- Task goal
Return the count of lines that hold the string "SARDÔNICO", with no other words.

- Exercise material

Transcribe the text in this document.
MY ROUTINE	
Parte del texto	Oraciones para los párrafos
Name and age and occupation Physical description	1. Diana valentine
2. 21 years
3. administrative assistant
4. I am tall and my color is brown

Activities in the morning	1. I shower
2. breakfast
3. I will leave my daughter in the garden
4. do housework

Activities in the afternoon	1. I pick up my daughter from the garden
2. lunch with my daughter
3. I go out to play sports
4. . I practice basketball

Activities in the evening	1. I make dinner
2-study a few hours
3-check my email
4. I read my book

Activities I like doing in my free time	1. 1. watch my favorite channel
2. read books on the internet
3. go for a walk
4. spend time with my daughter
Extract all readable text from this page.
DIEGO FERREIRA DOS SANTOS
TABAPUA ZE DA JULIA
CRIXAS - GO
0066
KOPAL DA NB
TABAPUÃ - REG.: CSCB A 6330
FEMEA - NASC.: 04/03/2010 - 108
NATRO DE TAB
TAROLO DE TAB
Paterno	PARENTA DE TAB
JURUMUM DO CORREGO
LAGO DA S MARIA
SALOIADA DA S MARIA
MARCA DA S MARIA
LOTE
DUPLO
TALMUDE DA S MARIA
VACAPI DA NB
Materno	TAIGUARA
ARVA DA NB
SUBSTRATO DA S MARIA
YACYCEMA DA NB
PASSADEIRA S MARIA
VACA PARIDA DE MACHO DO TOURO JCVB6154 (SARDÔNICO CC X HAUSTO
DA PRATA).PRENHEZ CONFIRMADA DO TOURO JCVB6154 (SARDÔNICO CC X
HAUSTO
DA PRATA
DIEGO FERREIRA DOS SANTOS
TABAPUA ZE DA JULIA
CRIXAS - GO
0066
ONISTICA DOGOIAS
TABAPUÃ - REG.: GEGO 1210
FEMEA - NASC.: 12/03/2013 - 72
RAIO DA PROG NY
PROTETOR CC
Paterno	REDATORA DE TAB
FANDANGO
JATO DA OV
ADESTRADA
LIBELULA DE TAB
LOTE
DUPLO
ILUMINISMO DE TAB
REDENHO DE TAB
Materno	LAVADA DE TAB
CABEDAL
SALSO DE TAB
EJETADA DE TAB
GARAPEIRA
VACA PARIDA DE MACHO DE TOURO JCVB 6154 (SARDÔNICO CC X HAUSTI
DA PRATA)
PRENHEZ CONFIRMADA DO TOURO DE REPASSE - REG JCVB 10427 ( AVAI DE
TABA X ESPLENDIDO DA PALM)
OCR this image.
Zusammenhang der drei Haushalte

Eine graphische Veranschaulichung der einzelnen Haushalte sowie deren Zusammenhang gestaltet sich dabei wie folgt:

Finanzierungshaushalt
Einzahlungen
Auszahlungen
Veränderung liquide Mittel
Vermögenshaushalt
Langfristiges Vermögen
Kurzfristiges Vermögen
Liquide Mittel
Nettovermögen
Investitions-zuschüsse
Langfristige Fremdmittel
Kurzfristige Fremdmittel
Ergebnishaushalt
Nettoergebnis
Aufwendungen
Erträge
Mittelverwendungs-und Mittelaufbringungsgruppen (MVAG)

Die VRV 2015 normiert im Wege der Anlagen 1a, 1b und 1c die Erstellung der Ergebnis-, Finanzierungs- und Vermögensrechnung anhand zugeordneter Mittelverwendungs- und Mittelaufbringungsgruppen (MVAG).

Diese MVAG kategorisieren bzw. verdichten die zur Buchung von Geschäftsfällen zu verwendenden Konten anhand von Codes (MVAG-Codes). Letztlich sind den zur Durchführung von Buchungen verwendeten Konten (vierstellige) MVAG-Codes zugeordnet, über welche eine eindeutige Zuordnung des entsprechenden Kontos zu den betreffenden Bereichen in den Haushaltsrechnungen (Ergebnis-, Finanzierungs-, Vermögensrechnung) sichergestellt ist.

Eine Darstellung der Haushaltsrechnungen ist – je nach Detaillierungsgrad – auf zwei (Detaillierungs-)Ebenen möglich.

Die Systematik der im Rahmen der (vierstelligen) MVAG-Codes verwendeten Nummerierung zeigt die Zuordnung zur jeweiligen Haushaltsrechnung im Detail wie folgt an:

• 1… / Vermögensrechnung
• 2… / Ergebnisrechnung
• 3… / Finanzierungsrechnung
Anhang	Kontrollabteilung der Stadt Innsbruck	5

- Output below
3